Scan the entries below and report only how many lines contain "notre".

──────────

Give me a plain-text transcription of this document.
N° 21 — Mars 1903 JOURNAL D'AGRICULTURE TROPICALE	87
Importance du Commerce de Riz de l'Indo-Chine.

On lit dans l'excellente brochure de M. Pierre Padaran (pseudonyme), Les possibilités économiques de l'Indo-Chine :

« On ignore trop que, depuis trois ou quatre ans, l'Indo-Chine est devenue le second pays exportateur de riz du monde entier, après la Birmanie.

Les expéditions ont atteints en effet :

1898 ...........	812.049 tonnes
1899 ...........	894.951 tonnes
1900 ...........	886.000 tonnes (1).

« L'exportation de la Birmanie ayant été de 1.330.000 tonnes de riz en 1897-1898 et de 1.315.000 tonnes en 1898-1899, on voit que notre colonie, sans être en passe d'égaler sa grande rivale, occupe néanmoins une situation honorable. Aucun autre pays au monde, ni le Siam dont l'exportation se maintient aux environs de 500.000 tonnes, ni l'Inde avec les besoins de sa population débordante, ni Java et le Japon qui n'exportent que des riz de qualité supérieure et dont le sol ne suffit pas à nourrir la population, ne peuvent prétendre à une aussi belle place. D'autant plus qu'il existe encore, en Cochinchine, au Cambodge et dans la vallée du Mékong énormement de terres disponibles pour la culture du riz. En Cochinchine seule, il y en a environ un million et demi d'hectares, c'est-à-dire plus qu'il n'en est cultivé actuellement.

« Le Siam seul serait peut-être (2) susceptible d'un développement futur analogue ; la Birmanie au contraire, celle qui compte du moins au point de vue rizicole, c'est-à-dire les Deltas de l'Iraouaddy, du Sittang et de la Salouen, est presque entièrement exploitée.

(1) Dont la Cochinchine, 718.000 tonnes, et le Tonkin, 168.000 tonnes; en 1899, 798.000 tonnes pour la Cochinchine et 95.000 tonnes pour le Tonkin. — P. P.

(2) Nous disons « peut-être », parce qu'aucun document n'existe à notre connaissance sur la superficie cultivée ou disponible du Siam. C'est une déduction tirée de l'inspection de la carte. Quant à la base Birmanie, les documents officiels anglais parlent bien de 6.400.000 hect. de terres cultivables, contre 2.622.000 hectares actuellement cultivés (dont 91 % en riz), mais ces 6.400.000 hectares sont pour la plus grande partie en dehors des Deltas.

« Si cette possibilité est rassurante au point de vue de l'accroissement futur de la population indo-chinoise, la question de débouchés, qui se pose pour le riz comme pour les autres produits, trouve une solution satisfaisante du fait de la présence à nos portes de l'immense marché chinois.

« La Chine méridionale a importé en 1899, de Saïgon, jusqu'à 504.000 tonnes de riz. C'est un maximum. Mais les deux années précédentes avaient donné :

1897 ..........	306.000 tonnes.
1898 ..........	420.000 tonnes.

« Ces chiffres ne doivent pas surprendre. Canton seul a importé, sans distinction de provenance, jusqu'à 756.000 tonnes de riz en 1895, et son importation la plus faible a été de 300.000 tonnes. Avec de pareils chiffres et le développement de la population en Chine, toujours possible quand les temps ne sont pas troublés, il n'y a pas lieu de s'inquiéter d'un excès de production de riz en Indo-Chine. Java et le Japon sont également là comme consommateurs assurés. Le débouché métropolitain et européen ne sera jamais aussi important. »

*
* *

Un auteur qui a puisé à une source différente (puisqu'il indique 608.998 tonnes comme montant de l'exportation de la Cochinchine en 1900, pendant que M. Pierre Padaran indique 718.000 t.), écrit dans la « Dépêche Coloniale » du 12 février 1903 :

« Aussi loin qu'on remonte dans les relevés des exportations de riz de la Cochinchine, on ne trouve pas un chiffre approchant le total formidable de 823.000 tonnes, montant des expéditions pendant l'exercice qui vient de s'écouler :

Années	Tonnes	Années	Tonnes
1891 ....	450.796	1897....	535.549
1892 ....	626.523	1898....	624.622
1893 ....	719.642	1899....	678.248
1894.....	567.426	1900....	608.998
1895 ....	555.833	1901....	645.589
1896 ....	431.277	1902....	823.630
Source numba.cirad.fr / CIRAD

──────────

▶ **Solution to this exercise**: 2